## [Supplied entries]
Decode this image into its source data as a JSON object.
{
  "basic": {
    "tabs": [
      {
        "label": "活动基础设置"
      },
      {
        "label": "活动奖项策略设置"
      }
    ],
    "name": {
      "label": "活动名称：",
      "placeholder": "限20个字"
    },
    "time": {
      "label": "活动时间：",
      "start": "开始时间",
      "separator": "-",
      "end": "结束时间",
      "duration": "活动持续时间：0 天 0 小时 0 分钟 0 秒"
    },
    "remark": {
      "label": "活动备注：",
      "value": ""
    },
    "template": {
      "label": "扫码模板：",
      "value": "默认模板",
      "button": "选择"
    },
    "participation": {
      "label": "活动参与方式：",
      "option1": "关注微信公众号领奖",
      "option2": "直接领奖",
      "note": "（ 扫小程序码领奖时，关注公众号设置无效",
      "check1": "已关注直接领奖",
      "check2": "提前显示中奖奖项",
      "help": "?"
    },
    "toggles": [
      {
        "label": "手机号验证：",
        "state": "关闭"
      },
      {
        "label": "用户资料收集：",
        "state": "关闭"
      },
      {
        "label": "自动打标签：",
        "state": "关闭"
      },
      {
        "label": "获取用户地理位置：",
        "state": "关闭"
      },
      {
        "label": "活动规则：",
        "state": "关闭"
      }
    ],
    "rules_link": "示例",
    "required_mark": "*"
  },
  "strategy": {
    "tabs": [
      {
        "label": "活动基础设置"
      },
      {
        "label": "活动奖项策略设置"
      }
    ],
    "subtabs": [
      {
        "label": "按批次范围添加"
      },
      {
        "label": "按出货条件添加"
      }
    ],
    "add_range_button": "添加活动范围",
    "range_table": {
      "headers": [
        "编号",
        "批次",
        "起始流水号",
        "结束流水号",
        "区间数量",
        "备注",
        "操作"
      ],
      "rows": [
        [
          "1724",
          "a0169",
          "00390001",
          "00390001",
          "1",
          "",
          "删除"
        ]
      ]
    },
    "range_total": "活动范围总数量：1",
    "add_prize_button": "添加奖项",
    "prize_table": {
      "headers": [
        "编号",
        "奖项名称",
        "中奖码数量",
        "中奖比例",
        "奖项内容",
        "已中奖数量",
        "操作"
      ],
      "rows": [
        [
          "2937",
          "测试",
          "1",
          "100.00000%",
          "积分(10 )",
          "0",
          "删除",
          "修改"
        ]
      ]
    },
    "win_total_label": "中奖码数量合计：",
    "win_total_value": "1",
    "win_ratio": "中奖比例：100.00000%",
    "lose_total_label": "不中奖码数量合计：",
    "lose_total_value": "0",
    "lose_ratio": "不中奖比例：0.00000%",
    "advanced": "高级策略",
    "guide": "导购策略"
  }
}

## [Given exercise]
Copy the records above exactly as they appear.

## [Complete output]
Decode this image into its source data as a JSON object.
{
  "basic": {
    "tabs": [
      {
        "label": "活动基础设置"
      },
      {
        "label": "活动奖项策略设置"
      }
    ],
    "name": {
      "label": "活动名称：",
      "placeholder": "限20个字"
    },
    "time": {
      "label": "活动时间：",
      "start": "开始时间",
      "separator": "-",
      "end": "结束时间",
      "duration": "活动持续时间：0 天 0 小时 0 分钟 0 秒"
    },
    "remark": {
      "label": "活动备注：",
      "value": ""
    },
    "template": {
      "label": "扫码模板：",
      "value": "默认模板",
      "button": "选择"
    },
    "participation": {
      "label": "活动参与方式：",
      "option1": "关注微信公众号领奖",
      "option2": "直接领奖",
      "note": "（ 扫小程序码领奖时，关注公众号设置无效",
      "check1": "已关注直接领奖",
      "check2": "提前显示中奖奖项",
      "help": "?"
    },
    "toggles": [
      {
        "label": "手机号验证：",
        "state": "关闭"
      },
      {
        "label": "用户资料收集：",
        "state": "关闭"
      },
      {
        "label": "自动打标签：",
        "state": "关闭"
      },
      {
        "label": "获取用户地理位置：",
        "state": "关闭"
      },
      {
        "label": "活动规则：",
        "state": "关闭"
      }
    ],
    "rules_link": "示例",
    "required_mark": "*"
  },
  "strategy": {
    "tabs": [
      {
        "label": "活动基础设置"
      },
      {
        "label": "活动奖项策略设置"
      }
    ],
    "subtabs": [
      {
        "label": "按批次范围添加"
      },
      {
        "label": "按出货条件添加"
      }
    ],
    "add_range_button": "添加活动范围",
    "range_table": {
      "headers": [
        "编号",
        "批次",
        "起始流水号",
        "结束流水号",
        "区间数量",
        "备注",
        "操作"
      ],
      "rows": [
        [
          "1724",
          "a0169",
          "00390001",
          "00390001",
          "1",
          "",
          "删除"
        ]
      ]
    },
    "range_total": "活动范围总数量：1",
    "add_prize_button": "添加奖项",
    "prize_table": {
      "headers": [
        "编号",
        "奖项名称",
        "中奖码数量",
        "中奖比例",
        "奖项内容",
        "已中奖数量",
        "操作"
      ],
      "rows": [
        [
          "2937",
          "测试",
          "1",
          "100.00000%",
          "积分(10 )",
          "0",
          "删除",
          "修改"
        ]
      ]
    },
    "win_total_label": "中奖码数量合计：",
    "win_total_value": "1",
    "win_ratio": "中奖比例：100.00000%",
    "lose_total_label": "不中奖码数量合计：",
    "lose_total_value": "0",
    "lose_ratio": "不中奖比例：0.00000%",
    "advanced": "高级策略",
    "guide": "导购策略"
  }
}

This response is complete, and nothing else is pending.